** Start of Information given **

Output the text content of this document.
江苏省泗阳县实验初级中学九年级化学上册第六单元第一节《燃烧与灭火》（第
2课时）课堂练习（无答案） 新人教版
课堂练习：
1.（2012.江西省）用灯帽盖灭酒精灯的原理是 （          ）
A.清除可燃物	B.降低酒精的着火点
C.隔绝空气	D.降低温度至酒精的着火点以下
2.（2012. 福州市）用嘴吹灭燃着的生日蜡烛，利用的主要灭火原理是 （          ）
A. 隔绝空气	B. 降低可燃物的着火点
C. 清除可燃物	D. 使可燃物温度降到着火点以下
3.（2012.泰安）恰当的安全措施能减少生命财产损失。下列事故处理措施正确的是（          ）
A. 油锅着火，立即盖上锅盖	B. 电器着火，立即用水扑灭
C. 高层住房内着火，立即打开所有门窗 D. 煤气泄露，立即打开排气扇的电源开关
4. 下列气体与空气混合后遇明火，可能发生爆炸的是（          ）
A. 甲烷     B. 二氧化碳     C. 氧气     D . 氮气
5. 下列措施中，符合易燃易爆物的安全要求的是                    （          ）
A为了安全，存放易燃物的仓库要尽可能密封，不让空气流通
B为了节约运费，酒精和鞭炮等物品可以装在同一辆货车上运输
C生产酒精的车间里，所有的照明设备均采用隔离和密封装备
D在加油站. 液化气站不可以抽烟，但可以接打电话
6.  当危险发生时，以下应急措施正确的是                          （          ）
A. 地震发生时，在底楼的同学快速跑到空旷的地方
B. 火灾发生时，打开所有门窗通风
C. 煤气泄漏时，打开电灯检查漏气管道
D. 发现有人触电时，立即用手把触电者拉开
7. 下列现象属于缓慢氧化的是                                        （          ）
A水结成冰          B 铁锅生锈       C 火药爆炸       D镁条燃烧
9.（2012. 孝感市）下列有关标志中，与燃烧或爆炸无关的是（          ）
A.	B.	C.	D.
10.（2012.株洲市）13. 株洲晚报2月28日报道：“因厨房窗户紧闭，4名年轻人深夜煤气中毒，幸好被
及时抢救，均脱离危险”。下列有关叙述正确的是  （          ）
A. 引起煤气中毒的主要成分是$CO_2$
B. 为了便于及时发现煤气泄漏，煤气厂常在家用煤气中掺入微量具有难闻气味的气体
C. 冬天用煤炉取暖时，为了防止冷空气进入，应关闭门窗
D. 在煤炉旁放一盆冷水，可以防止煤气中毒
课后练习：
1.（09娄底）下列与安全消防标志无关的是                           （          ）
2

** End of Information given **

*Written exercise*
Using the listing, copy every line where the word "隔绝空气" shows up.

*Full output*
C.隔绝空气	D.降低温度至酒精的着火点以下
A. 隔绝空气	B. 降低可燃物的着火点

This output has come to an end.